#### [DIRECTIVE]
Copy the data verbatim from the line with "Patent image size: (956, 1048)." to the line with "The settling tank 3 is at (464, 723).", including both of those lines.

Excerpts from figure data:

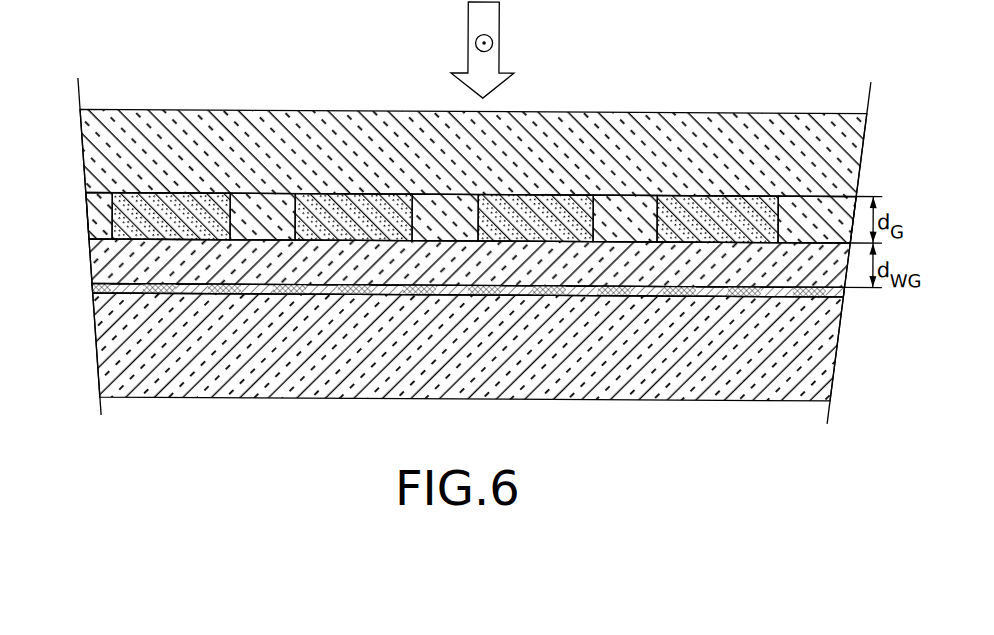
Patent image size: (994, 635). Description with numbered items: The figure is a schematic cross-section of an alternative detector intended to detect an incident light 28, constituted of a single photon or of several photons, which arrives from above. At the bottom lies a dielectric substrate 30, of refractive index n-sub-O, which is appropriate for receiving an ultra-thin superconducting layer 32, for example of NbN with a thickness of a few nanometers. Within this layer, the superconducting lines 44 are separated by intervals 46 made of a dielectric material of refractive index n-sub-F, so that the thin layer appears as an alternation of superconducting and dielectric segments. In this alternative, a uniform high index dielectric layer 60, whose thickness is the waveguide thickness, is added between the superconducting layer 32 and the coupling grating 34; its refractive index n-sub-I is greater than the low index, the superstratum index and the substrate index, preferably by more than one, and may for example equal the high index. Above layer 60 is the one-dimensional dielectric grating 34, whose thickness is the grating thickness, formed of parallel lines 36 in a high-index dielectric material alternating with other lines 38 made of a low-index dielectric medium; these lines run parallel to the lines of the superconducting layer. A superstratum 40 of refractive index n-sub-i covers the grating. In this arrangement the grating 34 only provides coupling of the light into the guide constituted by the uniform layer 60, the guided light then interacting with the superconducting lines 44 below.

The incident light 28 is at (467, 15).
The dielectric substrate 30 is at (100, 353).
The superconducting layer 32 is at (427, 277).
The dielectric grating 34 is at (357, 186).
The parallel lines 36 is at (572, 207).
The other lines 38 is at (622, 220).
The superstratum 40 is at (87, 160).
The superconducting lines 44 is at (327, 291).
The intervals 46 is at (420, 291).
The uniform high index dielectric layer 60 is at (93, 252).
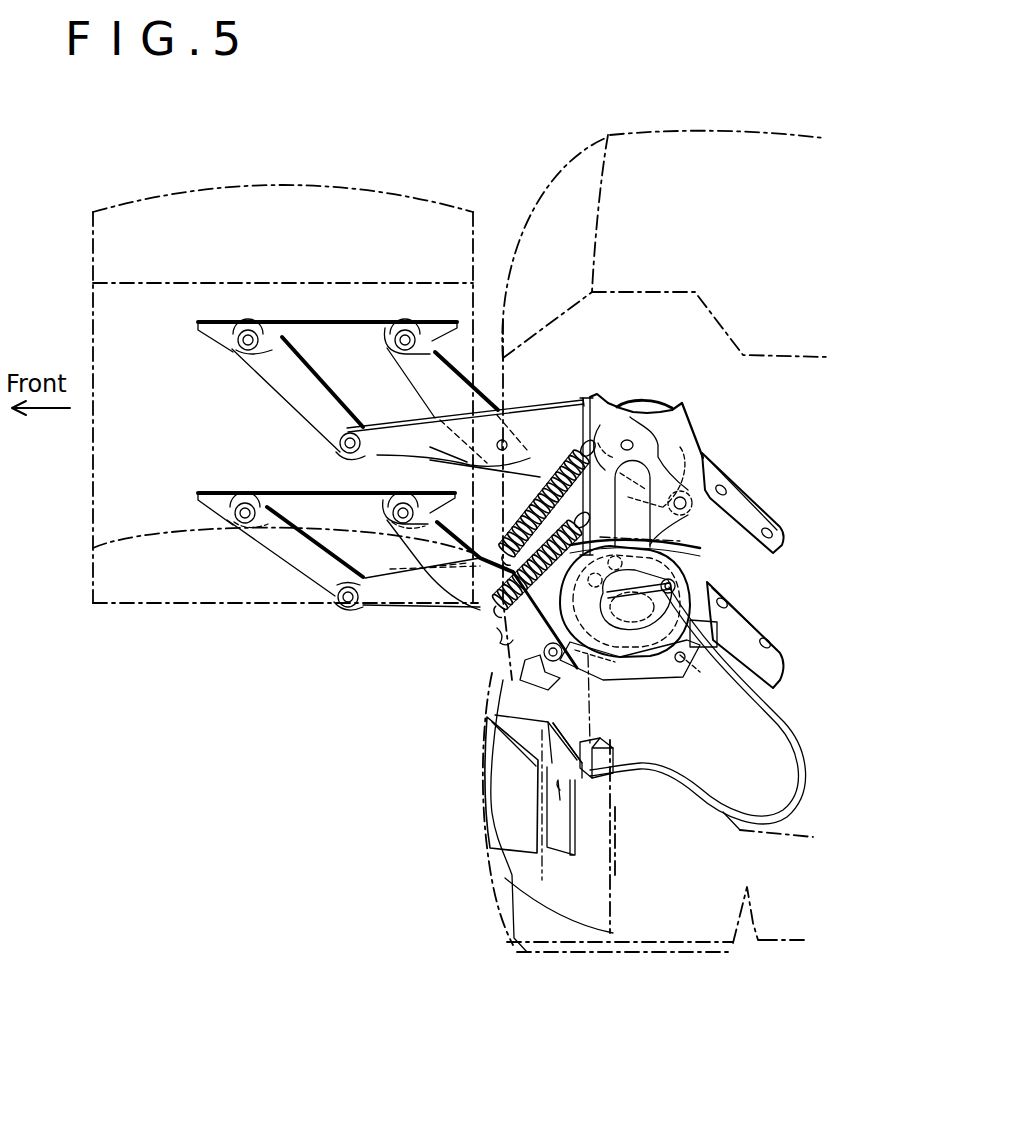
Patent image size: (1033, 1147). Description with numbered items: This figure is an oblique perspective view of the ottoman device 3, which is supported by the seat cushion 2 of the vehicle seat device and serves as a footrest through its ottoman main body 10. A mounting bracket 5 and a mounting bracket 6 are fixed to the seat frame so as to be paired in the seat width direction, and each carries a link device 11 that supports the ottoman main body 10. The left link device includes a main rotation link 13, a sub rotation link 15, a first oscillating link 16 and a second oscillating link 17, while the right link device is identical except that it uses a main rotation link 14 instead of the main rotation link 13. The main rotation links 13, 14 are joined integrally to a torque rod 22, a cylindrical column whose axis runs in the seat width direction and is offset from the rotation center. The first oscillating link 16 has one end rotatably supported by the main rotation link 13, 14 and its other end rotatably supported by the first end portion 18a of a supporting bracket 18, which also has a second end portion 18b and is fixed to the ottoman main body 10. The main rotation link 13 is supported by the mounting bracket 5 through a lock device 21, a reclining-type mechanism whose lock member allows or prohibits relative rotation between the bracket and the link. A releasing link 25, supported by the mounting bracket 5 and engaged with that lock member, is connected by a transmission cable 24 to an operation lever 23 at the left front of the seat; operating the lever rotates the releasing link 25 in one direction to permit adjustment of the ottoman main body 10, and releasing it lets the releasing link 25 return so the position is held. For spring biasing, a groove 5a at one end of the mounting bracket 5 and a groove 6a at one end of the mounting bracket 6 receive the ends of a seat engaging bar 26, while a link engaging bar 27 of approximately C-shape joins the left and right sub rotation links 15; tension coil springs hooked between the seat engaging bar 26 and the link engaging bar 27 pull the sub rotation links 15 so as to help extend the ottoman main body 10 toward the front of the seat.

The seat cushion 2 is at (543, 218).
The ottoman device 3 is at (437, 671).
The mounting bracket 5 is at (748, 630).
The groove 5a is at (660, 546).
The mounting bracket 6 is at (743, 505).
The groove 6a is at (591, 397).
The ottoman main body 10 is at (131, 606).
The link device 11 is at (298, 398).
The main rotation link 13 is at (380, 598).
The main rotation link 14 is at (548, 417).
The sub rotation link 15 is at (706, 448).
The first oscillating link 16 is at (270, 374).
The second oscillating link 17 is at (404, 376).
The supporting bracket 18 is at (321, 321).
The first end portion 18a is at (214, 320).
The second end portion 18b is at (432, 321).
The lock device 21 is at (580, 660).
The torque rod 22 is at (669, 416).
The operation lever 23 is at (497, 796).
The transmission cable 24 is at (806, 790).
The releasing link 25 is at (688, 590).
The seat engaging bar 26 is at (607, 396).
The link engaging bar 27 is at (503, 639).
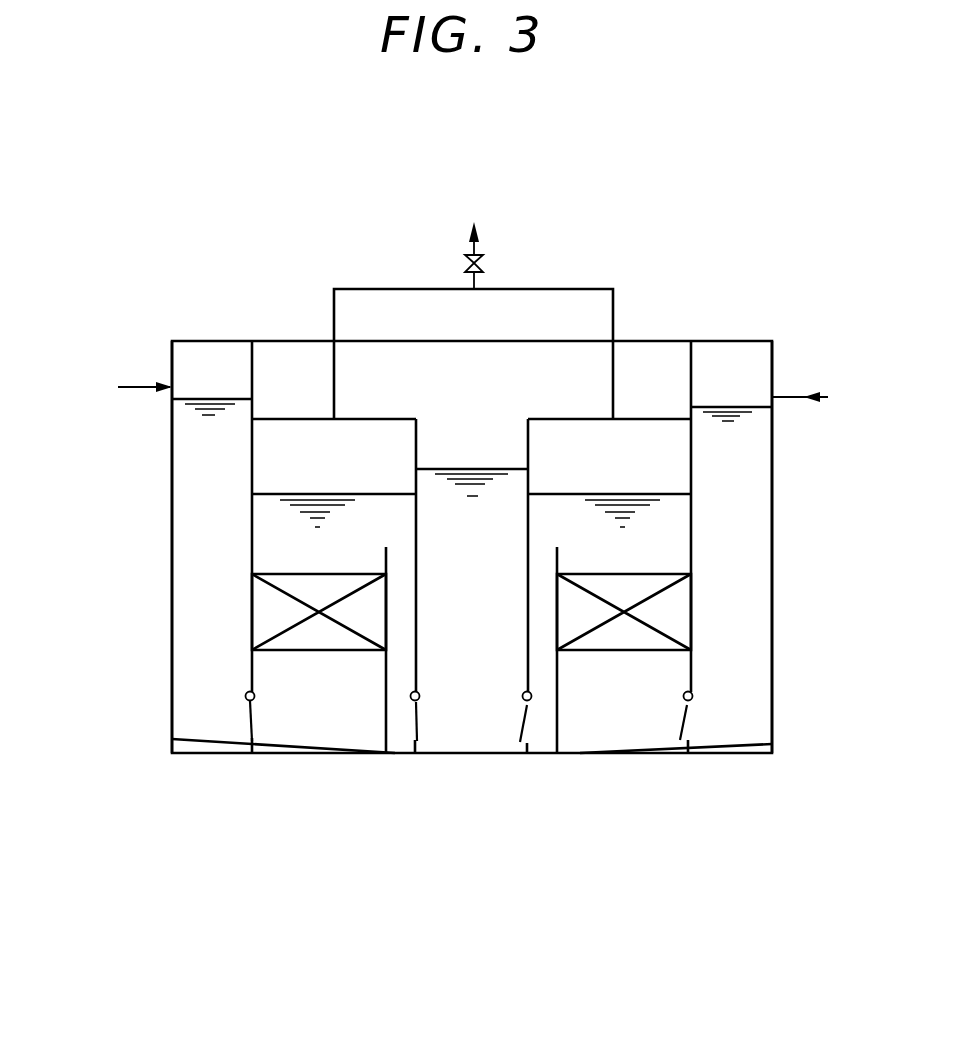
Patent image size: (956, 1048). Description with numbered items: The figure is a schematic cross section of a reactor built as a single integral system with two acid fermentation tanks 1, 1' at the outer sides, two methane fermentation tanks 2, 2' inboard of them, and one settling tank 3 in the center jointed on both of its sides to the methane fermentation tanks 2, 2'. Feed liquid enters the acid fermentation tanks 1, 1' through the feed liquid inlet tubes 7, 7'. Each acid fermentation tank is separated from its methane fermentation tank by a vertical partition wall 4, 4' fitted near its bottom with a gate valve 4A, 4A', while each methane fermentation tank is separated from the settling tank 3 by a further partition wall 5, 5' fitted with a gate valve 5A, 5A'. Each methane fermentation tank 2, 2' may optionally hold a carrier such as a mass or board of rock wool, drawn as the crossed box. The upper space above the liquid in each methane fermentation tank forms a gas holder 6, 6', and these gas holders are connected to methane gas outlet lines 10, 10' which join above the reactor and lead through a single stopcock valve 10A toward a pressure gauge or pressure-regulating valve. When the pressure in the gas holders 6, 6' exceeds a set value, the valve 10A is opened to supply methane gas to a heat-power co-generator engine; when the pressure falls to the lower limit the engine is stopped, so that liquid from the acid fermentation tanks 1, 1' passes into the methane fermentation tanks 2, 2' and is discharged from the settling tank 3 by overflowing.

The acid fermentation tank 1 is at (174, 547).
The acid fermentation tank 1' is at (770, 547).
The methane fermentation tank 2 is at (319, 692).
The methane fermentation tank 2' is at (624, 695).
The settling tank 3 is at (464, 723).
The partition wall 4 is at (174, 516).
The partition wall 4' is at (761, 516).
The gate valve 4A is at (226, 751).
The gate valve 4A' is at (720, 759).
The partition wall 5 is at (412, 661).
The partition wall 5' is at (522, 659).
The gate valve 5A is at (378, 769).
The gate valve 5A' is at (548, 766).
The gas holder 6 is at (327, 399).
The gas holder 6' is at (630, 402).
The feed liquid inlet tube 7 is at (131, 385).
The feed liquid inlet tube 7' is at (816, 395).
The methane gas outlet line 10 is at (404, 322).
The methane gas outlet line 10' is at (552, 320).
The stopcock valve 10A is at (483, 268).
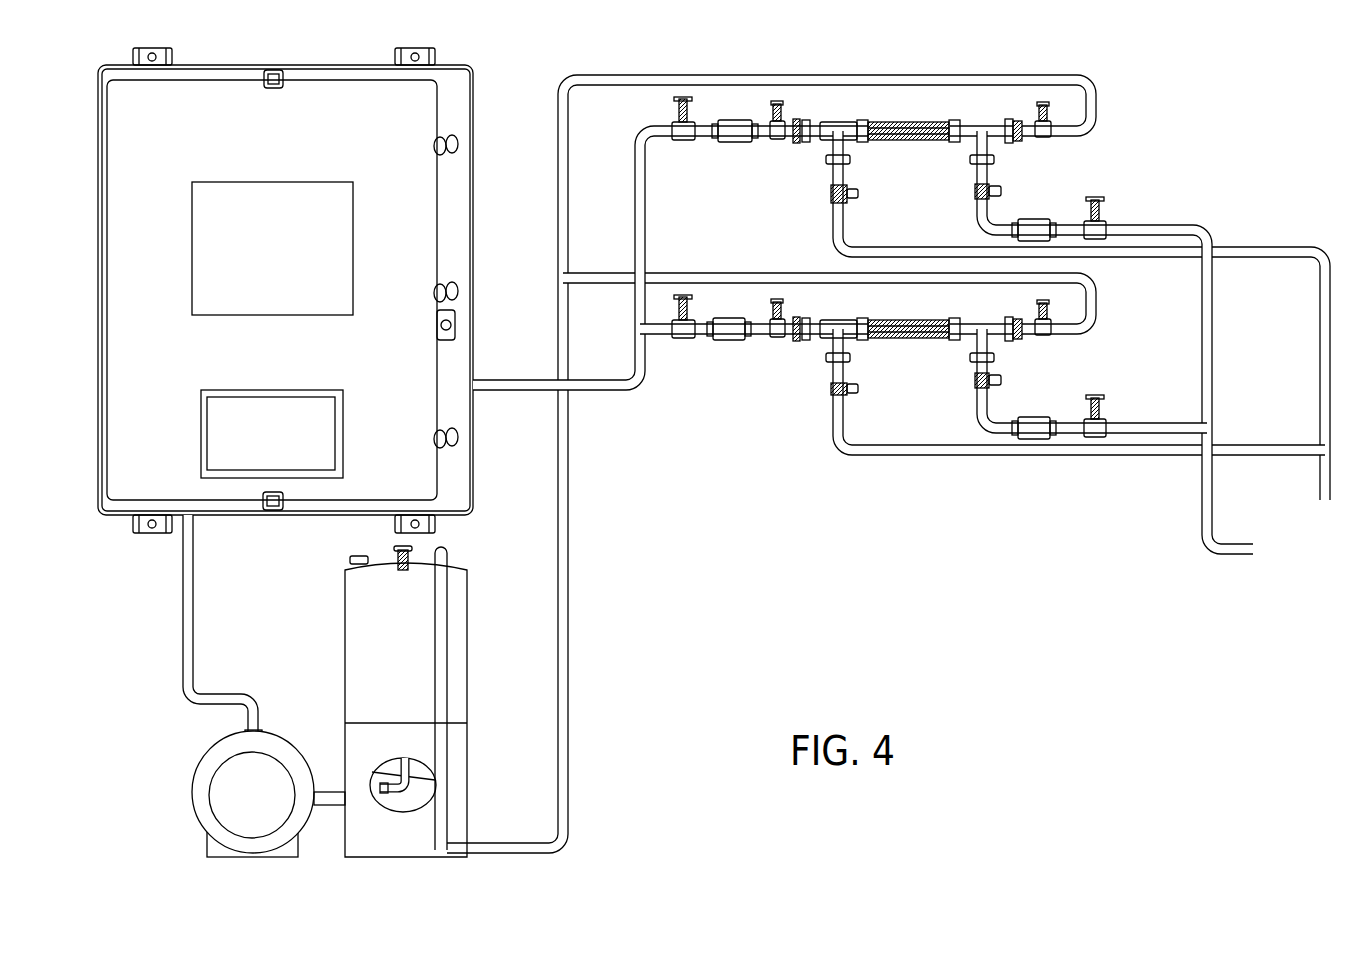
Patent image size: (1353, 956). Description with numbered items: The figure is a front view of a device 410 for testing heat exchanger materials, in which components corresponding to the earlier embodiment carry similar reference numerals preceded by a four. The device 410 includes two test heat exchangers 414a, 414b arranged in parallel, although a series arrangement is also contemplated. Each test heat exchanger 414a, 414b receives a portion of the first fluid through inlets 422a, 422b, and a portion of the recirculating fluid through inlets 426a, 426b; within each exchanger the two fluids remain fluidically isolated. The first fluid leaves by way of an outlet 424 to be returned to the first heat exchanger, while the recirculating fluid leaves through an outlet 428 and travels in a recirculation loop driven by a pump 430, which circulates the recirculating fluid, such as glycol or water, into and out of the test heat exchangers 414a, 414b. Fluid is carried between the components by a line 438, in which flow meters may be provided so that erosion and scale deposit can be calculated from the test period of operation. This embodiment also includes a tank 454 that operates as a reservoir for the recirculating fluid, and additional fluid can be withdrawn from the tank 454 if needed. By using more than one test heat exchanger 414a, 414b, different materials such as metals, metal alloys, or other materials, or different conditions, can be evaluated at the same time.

The device 410 is at (780, 523).
The test heat exchanger 414a is at (887, 143).
The test heat exchanger 414b is at (900, 320).
The inlet 422a is at (990, 172).
The inlet 422b is at (1003, 368).
The outlet 424 is at (830, 172).
The inlet 426a is at (1023, 138).
The inlet 426b is at (1023, 338).
The outlet 428 is at (778, 338).
The pump 430 is at (280, 737).
The line 438 is at (760, 80).
The tank 454 is at (463, 637).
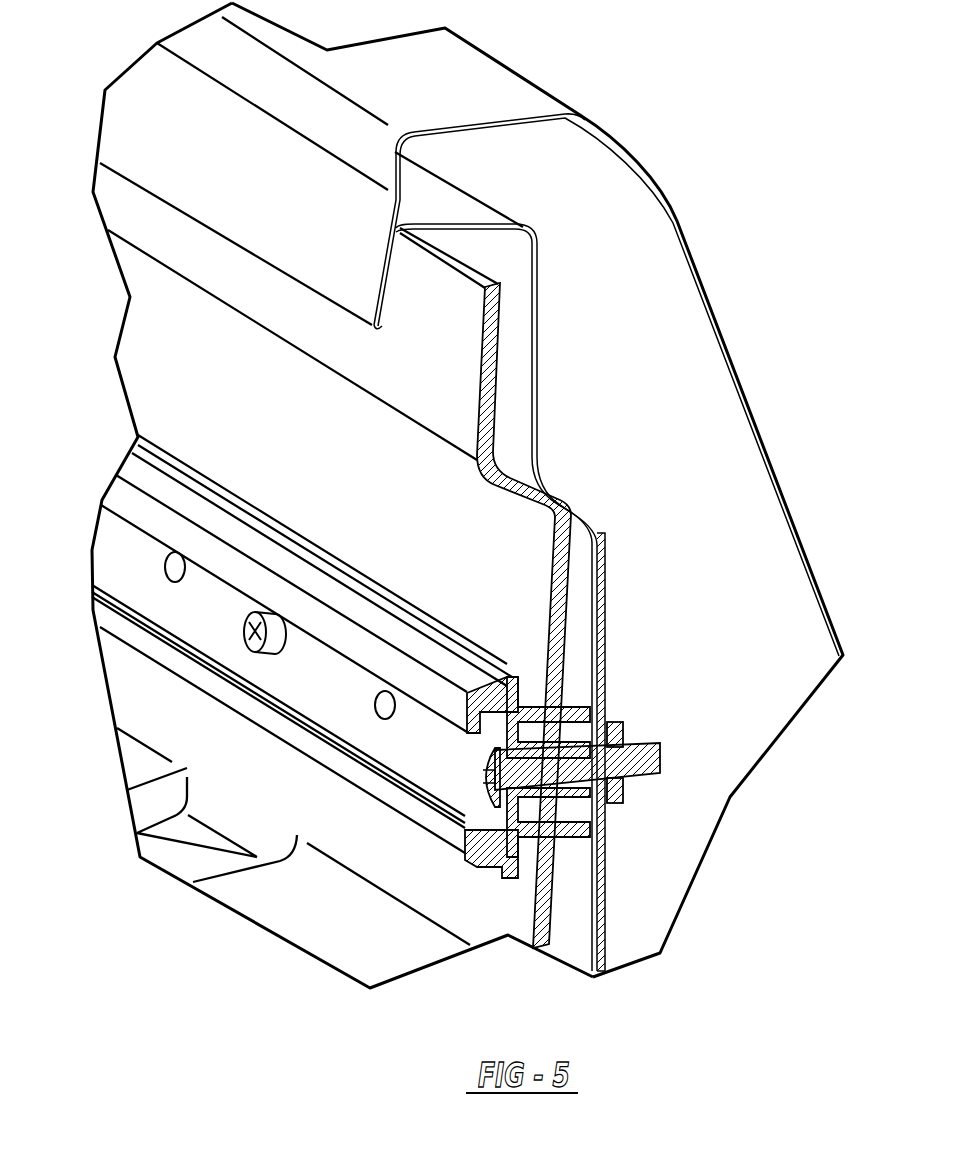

#### [TASK SOLUTION]
Patent image size: (956, 1048). Description with numbered items: The figure is a schematic cross section of a reactor built as a single integral system with two acid fermentation tanks 1, 1' at the outer sides, two methane fermentation tanks 2, 2' inboard of them, and one settling tank 3 in the center jointed on both of its sides to the methane fermentation tanks 2, 2'. Feed liquid enters the acid fermentation tanks 1, 1' through the feed liquid inlet tubes 7, 7'. Each acid fermentation tank is separated from its methane fermentation tank by a vertical partition wall 4, 4' fitted near its bottom with a gate valve 4A, 4A', while each methane fermentation tank is separated from the settling tank 3 by a further partition wall 5, 5' fitted with a gate valve 5A, 5A'. Each methane fermentation tank 2, 2' may optionally hold a carrier such as a mass or board of rock wool, drawn as the crossed box. The upper space above the liquid in each methane fermentation tank forms a gas holder 6, 6', and these gas holders are connected to methane gas outlet lines 10, 10' which join above the reactor and lead through a single stopcock valve 10A toward a pressure gauge or pressure-regulating valve. When the pressure in the gas holders 6, 6' exceeds a set value, the valve 10A is opened to supply methane gas to a heat-power co-generator engine; when the pressure falls to the lower limit the engine is stopped, so that liquid from the acid fermentation tanks 1, 1' passes into the methane fermentation tanks 2, 2' and is discharged from the settling tank 3 by overflowing.

The acid fermentation tank 1 is at (174, 547).
The acid fermentation tank 1' is at (770, 547).
The methane fermentation tank 2 is at (319, 692).
The methane fermentation tank 2' is at (624, 695).
The settling tank 3 is at (464, 723).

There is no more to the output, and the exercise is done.